- AUSGANGSTEXT
Hinein in die Leerstelle

Das neue Magazin „Polar“ widmet sich dem großen Versprechen: der Verbindung von Kultur und Politik

VON EVA BEHRENDT

In Berlin geht das Zeitschriftengründen bekanntlich wie das Brezelbacken. Im Fall von Polar, dem neuen „Halbjahresmagazin für politische Philosophie und Kultur“, ist es nicht ganz so easy gelaufen: Zwei Jahre vergingen, bis das Polar-Konzept Unterschlupf im Frankfurter Campus Verlag fand. Schon Ende 2004 hatte Herausgeber Peter Siller zusammen mit der Bundeskulturstiftung in die Berliner Kunstwerke geladen, um kulturlinke Promis wie den „Parfum“-Regisseur Tom Tykwer oder den Grünen-Politiker Dany Cohn-Bendit (die heute unter anderem im Polar-Beirat sitzen) über „Die Wiederkehr des Politischen in Gesellschaft und Kultur“ reden zu lassen – und das Interesse an Polar zu testen. Die Veranstaltung war proppenvoll, und nicht wenige der Freelancer und Linksdiskursler freuten sich darauf, dass Polar politics und arts verbinden und „ihre“ Zeitschrift werden würde: Akademischer als Dummy, linker als der Merkur, politischer als Cicero, lesbarer als Texte zur Kunst, hipper als konkret und kleinformatiger als Lettre International.

- ZU ERLEDIGENDE AUFGABEN
A) Fasse den Absatz des Ausgangstexts, der mit „In Berlin geht das Zeitschriftengründen“ beginnt, als knappe Stichpunktliste zusammen und behalte dabei die wesentlichen Fakten bei.
B) Ermittle, wie viele Zeilen der Datensätze die Zeichenfolge „approx“ enthalten, und gib nur die Zahl an.
Ausgangstext und Datensätze stehen in keinem Zusammenhang miteinander.

- AUSZÜGE DER DATENSÄTZE

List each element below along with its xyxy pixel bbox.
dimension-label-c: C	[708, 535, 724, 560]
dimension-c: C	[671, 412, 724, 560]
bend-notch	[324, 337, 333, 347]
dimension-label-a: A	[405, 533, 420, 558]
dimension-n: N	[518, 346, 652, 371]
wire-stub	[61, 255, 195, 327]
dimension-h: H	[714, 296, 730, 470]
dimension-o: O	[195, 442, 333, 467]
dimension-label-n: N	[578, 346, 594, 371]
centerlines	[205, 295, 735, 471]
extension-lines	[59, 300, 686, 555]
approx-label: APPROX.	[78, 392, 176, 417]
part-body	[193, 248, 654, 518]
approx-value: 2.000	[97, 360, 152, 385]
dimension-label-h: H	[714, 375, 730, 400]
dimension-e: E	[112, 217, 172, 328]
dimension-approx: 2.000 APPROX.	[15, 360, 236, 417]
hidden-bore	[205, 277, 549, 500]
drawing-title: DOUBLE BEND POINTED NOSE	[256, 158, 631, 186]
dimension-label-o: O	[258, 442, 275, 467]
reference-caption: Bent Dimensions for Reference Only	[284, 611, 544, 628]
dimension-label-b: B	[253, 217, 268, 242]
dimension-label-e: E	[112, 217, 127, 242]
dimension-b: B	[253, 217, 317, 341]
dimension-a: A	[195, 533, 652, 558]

- LÖSUNGEN NACH REIHENFOLGE
A)
- Polar ist ein neues „Halbjahresmagazin für politische Philosophie und Kultur“.
- Die Gründung verlief nicht einfach: Erst nach zwei Jahren fand das Konzept beim Frankfurter Campus Verlag Unterschlupf.
- Ende 2004 lud Herausgeber Peter Siller gemeinsam mit der Bundeskulturstiftung in die Berliner Kunstwerke ein.
- Dort sprachen kulturlinke Prominente wie Tom Tykwer und Dany Cohn-Bendit, die heute unter anderem im Polar-Beirat sitzen, über „Die Wiederkehr des Politischen in Gesellschaft und Kultur“.
- Die Veranstaltung sollte zugleich das Interesse an Polar testen und war proppenvoll.
- Viele Freelancer und Linksdiskursler hofften auf „ihre“ Zeitschrift, die Politik und Kunst verbindet: akademischer als Dummy, linker als der Merkur, politischer als Cicero, lesbarer als Texte zur Kunst, hipper als konkret und kleinformatiger als Lettre International.

B) 3